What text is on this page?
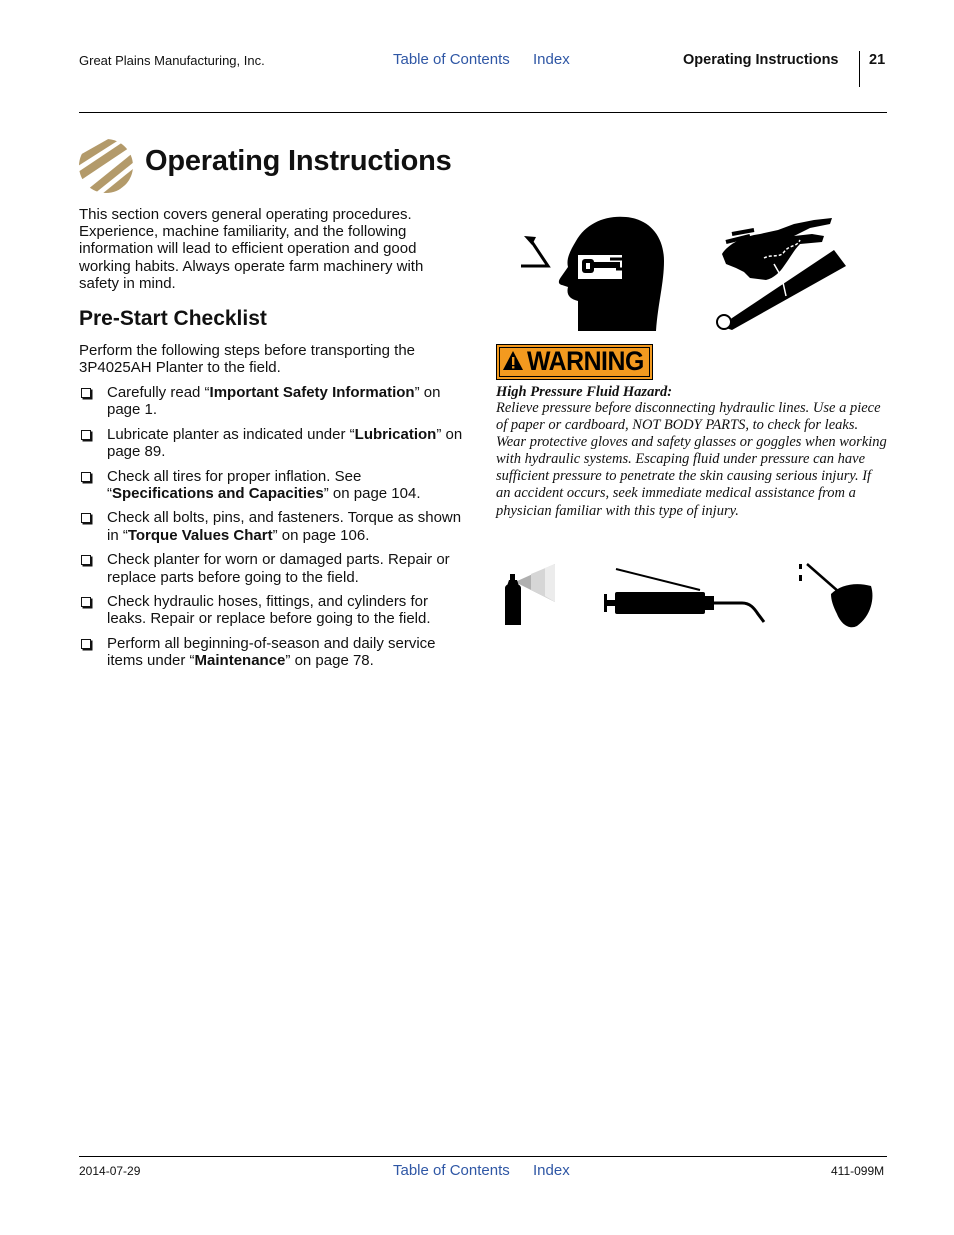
Great Plains Manufacturing, Inc.	Table of Contents Index	Operating Instructions 21
Operating Instructions
This section covers general operating procedures. Experience, machine familiarity, and the following information will lead to efficient operation and good working habits. Always operate farm machinery with safety in mind.
Pre-Start Checklist
Perform the following steps before transporting the 3P4025AH Planter to the field.
Carefully read “Important Safety Information” on page 1.
Lubricate planter as indicated under “Lubrication” on page 89.
Check all tires for proper inflation. See “Specifications and Capacities” on page 104.
Check all bolts, pins, and fasteners. Torque as shown in “Torque Values Chart” on page 106.
Check planter for worn or damaged parts. Repair or replace parts before going to the field.
Check hydraulic hoses, fittings, and cylinders for leaks. Repair or replace before going to the field.
Perform all beginning-of-season and daily service items under “Maintenance” on page 78.
WARNING
High Pressure Fluid Hazard:
Relieve pressure before disconnecting hydraulic lines. Use a piece of paper or cardboard, NOT BODY PARTS, to check for leaks. Wear protective gloves and safety glasses or goggles when working with hydraulic systems. Escaping fluid under pressure can have sufficient pressure to penetrate the skin causing serious injury. If an accident occurs, seek immediate medical assistance from a physician familiar with this type of injury.
2014-07-29	Table of Contents Index	411-099M
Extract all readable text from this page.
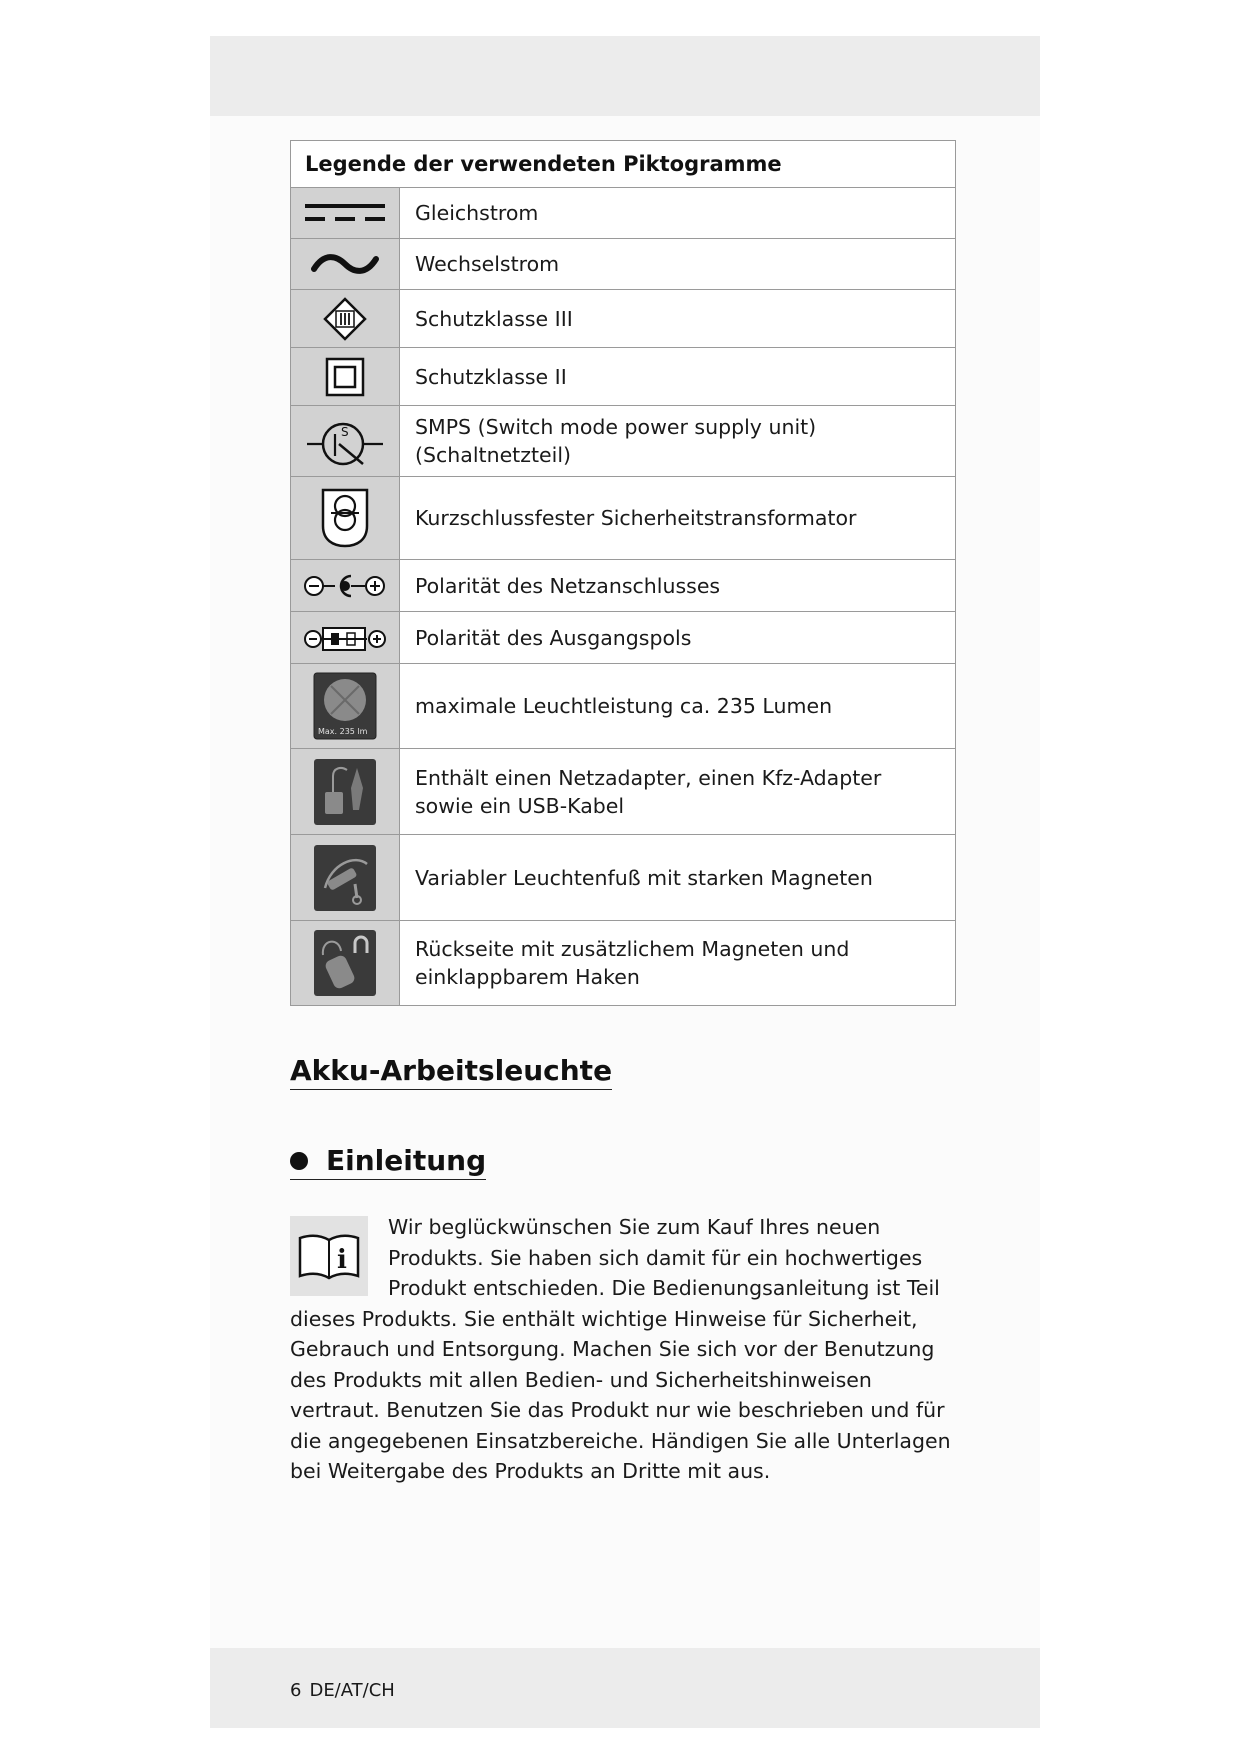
Legende der verwendeten Piktogramme
Gleichstrom
Wechselstrom
Schutzklasse III
Schutzklasse II
S	SMPS (Switch mode power supply unit) (Schaltnetzteil)
Kurzschlussfester Sicherheitstransformator
Polarität des Netzanschlusses
Polarität des Ausgangspols
Max. 235 lm
maximale Leuchtleistung ca. 235 Lumen
Enthält einen Netzadapter, einen Kfz-Adapter sowie ein USB-Kabel
Variabler Leuchtenfuß mit starken Magneten
Rückseite mit zusätzlichem Magneten und einklappbarem Haken
Akku-Arbeitsleuchte
Einleitung
i
Wir beglückwünschen Sie zum Kauf Ihres neuen Produkts. Sie haben sich damit für ein hochwertiges Produkt entschieden. Die Bedienungsanleitung ist Teil dieses Produkts. Sie enthält wichtige Hinweise für Sicherheit, Gebrauch und Entsorgung. Machen Sie sich vor der Benutzung des Produkts mit allen Bedien- und Sicherheitshinweisen vertraut. Benutzen Sie das Produkt nur wie beschrieben und für die angegebenen Einsatzbereiche. Händigen Sie alle Unterlagen bei Weitergabe des Produkts an Dritte mit aus.
6 DE/AT/CH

WRITTEN INSTRUCTION:
Retype the listing exactly. Pictures do not belong in the copy.

EXPECTED OUTPUT:
What text is on this page?
Great Plains Manufacturing, Inc.	Table of Contents Index	Operating Instructions 21
Operating Instructions
This section covers general operating procedures. Experience, machine familiarity, and the following information will lead to efficient operation and good working habits. Always operate farm machinery with safety in mind.
Pre-Start Checklist
Perform the following steps before transporting the 3P4025AH Planter to the field.
Carefully read “Important Safety Information” on page 1.
Lubricate planter as indicated under “Lubrication” on page 89.
Check all tires for proper inflation. See “Specifications and Capacities” on page 104.
Check all bolts, pins, and fasteners. Torque as shown in “Torque Values Chart” on page 106.
Check planter for worn or damaged parts. Repair or replace parts before going to the field.
Check hydraulic hoses, fittings, and cylinders for leaks. Repair or replace before going to the field.
Perform all beginning-of-season and daily service items under “Maintenance” on page 78.
WARNING
High Pressure Fluid Hazard:
Relieve pressure before disconnecting hydraulic lines. Use a piece of paper or cardboard, NOT BODY PARTS, to check for leaks. Wear protective gloves and safety glasses or goggles when working with hydraulic systems. Escaping fluid under pressure can have sufficient pressure to penetrate the skin causing serious injury. If an accident occurs, seek immediate medical assistance from a physician familiar with this type of injury.
2014-07-29	Table of Contents Index	411-099M
Extract all readable text from this page.
Legende der verwendeten Piktogramme
Gleichstrom
Wechselstrom
Schutzklasse III
Schutzklasse II
S	SMPS (Switch mode power supply unit) (Schaltnetzteil)
Kurzschlussfester Sicherheitstransformator
Polarität des Netzanschlusses
Polarität des Ausgangspols
Max. 235 lm
maximale Leuchtleistung ca. 235 Lumen
Enthält einen Netzadapter, einen Kfz-Adapter sowie ein USB-Kabel
Variabler Leuchtenfuß mit starken Magneten
Rückseite mit zusätzlichem Magneten und einklappbarem Haken
Akku-Arbeitsleuchte
Einleitung
i
Wir beglückwünschen Sie zum Kauf Ihres neuen Produkts. Sie haben sich damit für ein hochwertiges Produkt entschieden. Die Bedienungsanleitung ist Teil dieses Produkts. Sie enthält wichtige Hinweise für Sicherheit, Gebrauch und Entsorgung. Machen Sie sich vor der Benutzung des Produkts mit allen Bedien- und Sicherheitshinweisen vertraut. Benutzen Sie das Produkt nur wie beschrieben und für die angegebenen Einsatzbereiche. Händigen Sie alle Unterlagen bei Weitergabe des Produkts an Dritte mit aus.
6 DE/AT/CH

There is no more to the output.